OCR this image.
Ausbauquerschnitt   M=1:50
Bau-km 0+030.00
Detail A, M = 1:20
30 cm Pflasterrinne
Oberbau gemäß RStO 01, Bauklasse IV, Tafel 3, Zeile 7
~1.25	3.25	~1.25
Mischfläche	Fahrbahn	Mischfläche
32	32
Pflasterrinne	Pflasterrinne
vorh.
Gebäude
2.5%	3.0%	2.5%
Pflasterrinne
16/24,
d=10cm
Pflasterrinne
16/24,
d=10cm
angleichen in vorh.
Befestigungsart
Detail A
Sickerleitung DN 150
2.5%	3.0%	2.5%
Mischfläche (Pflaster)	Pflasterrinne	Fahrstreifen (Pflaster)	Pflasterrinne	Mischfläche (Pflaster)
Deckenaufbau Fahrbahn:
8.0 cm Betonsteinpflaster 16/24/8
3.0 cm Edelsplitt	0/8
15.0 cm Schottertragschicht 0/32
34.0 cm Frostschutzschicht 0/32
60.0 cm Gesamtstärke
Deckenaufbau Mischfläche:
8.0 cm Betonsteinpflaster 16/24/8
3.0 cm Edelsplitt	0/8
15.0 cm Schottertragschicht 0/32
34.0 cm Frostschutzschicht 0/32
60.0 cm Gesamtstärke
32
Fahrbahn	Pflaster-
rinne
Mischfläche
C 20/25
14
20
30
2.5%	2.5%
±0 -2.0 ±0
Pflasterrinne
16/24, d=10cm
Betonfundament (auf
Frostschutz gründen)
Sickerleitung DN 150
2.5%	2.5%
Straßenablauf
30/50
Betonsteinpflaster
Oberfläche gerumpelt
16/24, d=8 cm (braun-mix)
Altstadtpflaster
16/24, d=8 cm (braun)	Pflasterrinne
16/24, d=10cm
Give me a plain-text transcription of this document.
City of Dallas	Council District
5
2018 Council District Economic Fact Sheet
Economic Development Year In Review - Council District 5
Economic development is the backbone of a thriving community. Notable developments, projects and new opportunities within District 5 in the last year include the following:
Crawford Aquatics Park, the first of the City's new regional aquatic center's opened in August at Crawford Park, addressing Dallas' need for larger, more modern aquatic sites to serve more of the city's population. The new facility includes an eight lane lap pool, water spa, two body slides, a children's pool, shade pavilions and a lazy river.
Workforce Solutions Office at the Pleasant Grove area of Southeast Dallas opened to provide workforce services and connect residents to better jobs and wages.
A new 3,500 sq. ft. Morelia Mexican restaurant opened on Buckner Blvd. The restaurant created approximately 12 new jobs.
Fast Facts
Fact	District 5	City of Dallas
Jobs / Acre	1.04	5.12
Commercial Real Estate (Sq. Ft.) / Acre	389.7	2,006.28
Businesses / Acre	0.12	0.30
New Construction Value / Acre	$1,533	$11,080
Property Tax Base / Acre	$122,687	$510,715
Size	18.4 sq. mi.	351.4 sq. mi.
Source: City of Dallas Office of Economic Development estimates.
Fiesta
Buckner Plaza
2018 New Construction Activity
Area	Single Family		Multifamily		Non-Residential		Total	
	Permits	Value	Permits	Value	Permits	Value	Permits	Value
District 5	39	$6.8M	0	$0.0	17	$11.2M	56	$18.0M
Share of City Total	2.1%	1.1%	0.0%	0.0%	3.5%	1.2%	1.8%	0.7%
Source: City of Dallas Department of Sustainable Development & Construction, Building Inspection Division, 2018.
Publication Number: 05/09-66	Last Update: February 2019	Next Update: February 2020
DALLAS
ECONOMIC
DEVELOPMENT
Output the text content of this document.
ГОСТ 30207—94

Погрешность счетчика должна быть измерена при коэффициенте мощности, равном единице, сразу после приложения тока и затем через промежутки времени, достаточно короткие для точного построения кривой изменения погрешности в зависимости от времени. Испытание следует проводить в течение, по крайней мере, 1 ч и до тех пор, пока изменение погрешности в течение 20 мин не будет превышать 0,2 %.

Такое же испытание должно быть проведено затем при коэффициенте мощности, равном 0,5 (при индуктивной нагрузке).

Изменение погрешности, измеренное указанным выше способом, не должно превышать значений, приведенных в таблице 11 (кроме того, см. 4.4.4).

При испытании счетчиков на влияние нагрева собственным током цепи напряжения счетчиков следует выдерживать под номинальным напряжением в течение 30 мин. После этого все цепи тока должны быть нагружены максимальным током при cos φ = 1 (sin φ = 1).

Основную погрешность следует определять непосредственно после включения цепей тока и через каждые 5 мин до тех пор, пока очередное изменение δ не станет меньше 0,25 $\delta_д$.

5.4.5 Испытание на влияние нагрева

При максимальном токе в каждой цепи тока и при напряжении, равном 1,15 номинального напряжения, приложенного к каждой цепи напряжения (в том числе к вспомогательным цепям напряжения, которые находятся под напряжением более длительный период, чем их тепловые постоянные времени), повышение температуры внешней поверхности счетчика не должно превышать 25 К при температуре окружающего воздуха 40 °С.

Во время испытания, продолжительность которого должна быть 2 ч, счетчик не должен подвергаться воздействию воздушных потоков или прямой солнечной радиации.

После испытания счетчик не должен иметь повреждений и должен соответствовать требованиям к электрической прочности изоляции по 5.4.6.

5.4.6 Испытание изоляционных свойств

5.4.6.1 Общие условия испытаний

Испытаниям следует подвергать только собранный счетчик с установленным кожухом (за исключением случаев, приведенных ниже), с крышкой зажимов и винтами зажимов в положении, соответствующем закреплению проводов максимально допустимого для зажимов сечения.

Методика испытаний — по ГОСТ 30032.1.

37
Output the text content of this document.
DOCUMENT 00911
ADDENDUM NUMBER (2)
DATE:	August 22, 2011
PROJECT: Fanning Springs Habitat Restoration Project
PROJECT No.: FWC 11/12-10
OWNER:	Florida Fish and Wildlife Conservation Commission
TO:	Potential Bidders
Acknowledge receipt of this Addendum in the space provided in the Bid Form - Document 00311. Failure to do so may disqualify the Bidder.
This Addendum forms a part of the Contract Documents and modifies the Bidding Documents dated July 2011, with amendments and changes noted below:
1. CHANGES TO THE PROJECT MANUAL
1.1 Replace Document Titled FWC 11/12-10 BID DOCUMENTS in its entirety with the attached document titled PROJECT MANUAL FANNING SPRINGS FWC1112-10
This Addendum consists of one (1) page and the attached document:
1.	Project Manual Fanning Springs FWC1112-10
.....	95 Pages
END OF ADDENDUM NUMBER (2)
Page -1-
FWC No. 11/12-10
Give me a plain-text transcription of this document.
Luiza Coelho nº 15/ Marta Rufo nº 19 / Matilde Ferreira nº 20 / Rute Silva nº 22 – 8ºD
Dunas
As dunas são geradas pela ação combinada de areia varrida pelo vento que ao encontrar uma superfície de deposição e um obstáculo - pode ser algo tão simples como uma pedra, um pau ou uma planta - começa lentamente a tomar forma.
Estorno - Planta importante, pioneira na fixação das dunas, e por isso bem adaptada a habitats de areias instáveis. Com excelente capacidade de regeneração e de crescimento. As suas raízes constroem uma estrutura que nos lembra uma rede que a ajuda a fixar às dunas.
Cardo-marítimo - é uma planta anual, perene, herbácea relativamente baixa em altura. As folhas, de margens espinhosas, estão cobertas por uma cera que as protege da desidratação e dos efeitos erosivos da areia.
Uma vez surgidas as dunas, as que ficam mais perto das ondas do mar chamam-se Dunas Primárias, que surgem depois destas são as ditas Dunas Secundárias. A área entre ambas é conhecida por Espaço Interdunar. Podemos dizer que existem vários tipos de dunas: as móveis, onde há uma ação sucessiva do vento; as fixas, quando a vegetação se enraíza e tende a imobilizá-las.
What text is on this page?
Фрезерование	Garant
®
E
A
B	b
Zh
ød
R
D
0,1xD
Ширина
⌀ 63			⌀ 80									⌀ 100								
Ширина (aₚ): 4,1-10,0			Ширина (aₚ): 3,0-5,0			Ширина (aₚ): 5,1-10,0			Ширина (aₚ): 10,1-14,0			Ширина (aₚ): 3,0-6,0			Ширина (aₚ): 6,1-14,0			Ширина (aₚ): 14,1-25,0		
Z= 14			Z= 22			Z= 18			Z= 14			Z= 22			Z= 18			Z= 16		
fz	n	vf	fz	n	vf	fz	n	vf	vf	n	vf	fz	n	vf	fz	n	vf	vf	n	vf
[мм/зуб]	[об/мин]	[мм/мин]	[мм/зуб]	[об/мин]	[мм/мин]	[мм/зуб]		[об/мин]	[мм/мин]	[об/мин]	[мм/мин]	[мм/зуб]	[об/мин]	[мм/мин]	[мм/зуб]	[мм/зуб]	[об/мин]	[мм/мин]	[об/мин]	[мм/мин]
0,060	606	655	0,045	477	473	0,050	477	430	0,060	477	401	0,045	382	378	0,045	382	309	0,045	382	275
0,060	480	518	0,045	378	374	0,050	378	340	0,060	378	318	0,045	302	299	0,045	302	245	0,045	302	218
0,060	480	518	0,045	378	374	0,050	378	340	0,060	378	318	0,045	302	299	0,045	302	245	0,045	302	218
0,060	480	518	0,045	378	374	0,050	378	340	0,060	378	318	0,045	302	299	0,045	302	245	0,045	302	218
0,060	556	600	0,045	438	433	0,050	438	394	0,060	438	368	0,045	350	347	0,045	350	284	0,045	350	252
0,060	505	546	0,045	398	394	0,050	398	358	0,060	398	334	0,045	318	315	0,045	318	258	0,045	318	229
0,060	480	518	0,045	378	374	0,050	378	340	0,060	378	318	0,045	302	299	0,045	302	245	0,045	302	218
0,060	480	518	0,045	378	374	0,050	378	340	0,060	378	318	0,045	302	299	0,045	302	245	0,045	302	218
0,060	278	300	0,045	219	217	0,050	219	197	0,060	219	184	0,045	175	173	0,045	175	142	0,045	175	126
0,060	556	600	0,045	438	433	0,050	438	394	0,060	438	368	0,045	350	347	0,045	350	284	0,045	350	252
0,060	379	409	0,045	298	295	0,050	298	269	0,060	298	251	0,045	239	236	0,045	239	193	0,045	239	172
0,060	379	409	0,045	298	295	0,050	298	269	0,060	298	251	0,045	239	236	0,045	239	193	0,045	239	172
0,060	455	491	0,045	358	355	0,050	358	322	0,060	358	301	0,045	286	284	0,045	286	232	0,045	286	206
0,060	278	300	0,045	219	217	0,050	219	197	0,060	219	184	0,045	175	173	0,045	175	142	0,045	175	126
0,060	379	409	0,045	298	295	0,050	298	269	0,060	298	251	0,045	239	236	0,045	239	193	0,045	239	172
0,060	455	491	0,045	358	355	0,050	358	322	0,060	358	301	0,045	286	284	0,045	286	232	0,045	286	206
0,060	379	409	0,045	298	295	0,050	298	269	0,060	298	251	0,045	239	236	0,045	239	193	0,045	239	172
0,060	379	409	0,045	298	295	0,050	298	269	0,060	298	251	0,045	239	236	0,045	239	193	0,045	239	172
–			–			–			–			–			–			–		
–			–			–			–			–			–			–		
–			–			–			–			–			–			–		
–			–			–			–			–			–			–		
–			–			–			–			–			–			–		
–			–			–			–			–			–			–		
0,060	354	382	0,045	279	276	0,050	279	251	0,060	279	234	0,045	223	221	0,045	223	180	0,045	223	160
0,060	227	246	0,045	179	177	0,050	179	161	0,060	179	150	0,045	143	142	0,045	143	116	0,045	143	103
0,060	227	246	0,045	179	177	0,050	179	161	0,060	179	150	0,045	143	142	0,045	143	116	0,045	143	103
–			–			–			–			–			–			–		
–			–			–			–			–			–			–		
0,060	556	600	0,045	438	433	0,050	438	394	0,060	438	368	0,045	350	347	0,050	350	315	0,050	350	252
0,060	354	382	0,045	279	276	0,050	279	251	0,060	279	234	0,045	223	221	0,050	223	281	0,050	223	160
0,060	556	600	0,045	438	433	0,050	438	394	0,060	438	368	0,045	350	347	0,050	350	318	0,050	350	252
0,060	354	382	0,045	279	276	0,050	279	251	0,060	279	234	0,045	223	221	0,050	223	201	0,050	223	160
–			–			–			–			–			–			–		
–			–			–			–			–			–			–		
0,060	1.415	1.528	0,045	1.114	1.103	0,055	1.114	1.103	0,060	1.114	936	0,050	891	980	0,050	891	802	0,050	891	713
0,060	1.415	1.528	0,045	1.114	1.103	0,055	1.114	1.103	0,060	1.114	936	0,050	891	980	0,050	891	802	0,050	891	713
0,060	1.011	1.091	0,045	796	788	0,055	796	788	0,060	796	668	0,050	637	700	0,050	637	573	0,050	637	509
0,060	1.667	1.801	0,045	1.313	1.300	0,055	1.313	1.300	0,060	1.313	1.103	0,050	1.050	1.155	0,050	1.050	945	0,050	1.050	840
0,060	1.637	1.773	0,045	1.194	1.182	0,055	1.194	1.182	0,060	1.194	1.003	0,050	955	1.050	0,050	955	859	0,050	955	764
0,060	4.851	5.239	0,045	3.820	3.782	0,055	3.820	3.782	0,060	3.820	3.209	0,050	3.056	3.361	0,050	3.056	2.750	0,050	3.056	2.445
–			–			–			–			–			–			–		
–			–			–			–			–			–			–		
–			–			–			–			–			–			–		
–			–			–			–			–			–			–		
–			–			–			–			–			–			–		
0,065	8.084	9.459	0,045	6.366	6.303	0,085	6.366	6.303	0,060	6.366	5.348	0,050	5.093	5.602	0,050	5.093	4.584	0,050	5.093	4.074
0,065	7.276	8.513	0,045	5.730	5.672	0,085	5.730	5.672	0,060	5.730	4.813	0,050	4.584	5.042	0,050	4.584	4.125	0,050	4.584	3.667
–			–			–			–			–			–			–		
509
§
Filter the records above for lines containing the word "течение", and copy those lines.

Output for this task:
Погрешность счетчика должна быть измерена при коэффициенте мощности, равном единице, сразу после приложения тока и затем через промежутки времени, достаточно короткие для точного построения кривой изменения погрешности в зависимости от времени. Испытание следует проводить в течение, по крайней мере, 1 ч и до тех пор, пока изменение погрешности в течение 20 мин не будет превышать 0,2 %.
При испытании счетчиков на влияние нагрева собственным током цепи напряжения счетчиков следует выдерживать под номинальным напряжением в течение 30 мин. После этого все цепи тока должны быть нагружены максимальным током при cos φ = 1 (sin φ = 1).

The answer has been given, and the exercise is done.